YOUR OBJECTIVE - Print every entry word for word, but omit the pictures.

start RECORD EXCERPTS

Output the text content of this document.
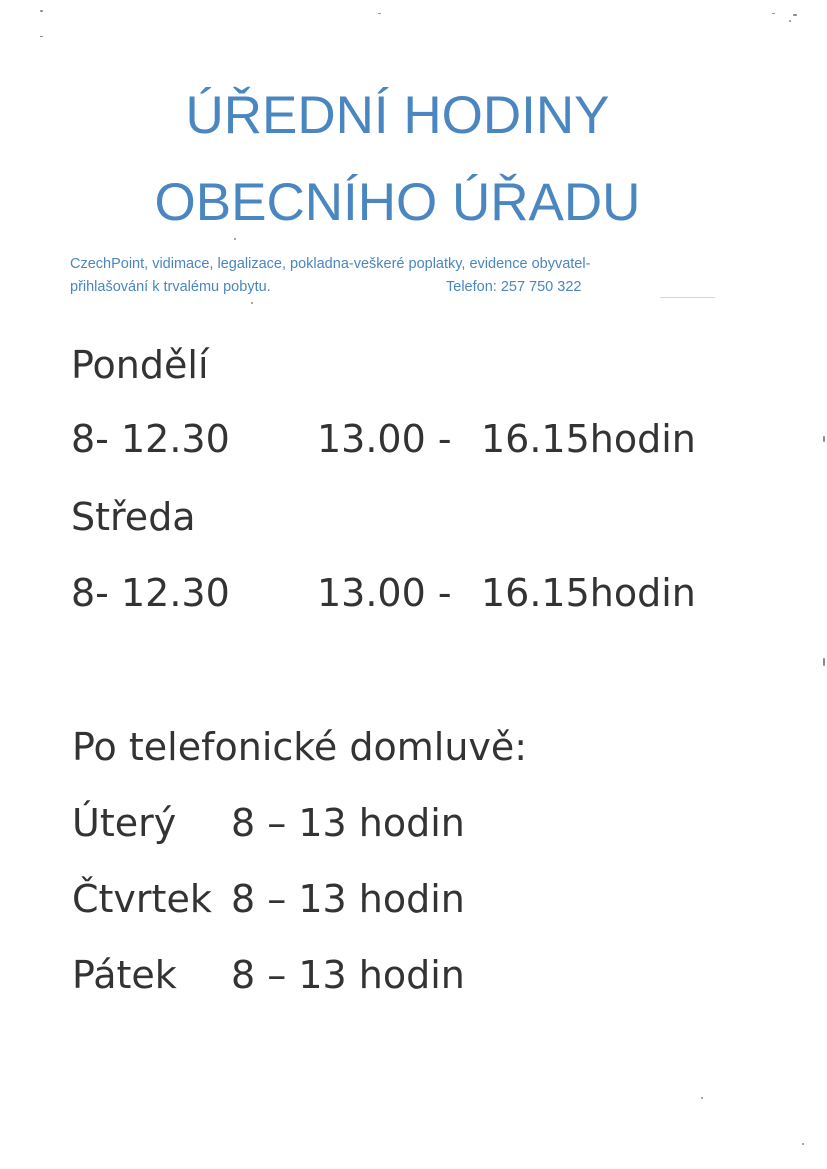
ÚŘEDNÍ HODINY
OBECNÍHO ÚŘADU
CzechPoint, vidimace, legalizace, pokladna-veškeré poplatky, evidence obyvatel-
přihlašování k trvalému pobytu.	Telefon: 257 750 322
Pondělí
8- 12.30 13.00 - 16.15hodin
Středa
8- 12.30 13.00 - 16.15hodin
Po telefonické domluvě:
Úterý 8 – 13 hodin
Čtvrtek 8 – 13 hodin
Pátek 8 – 13 hodin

end RECORD EXCERPTS

COMPLETE ANSWER -
Output the text content of this document.
ÚŘEDNÍ HODINY
OBECNÍHO ÚŘADU
CzechPoint, vidimace, legalizace, pokladna-veškeré poplatky, evidence obyvatel-
přihlašování k trvalému pobytu.	Telefon: 257 750 322
Pondělí
8- 12.30 13.00 - 16.15hodin
Středa
8- 12.30 13.00 - 16.15hodin
Po telefonické domluvě:
Úterý 8 – 13 hodin
Čtvrtek 8 – 13 hodin
Pátek 8 – 13 hodin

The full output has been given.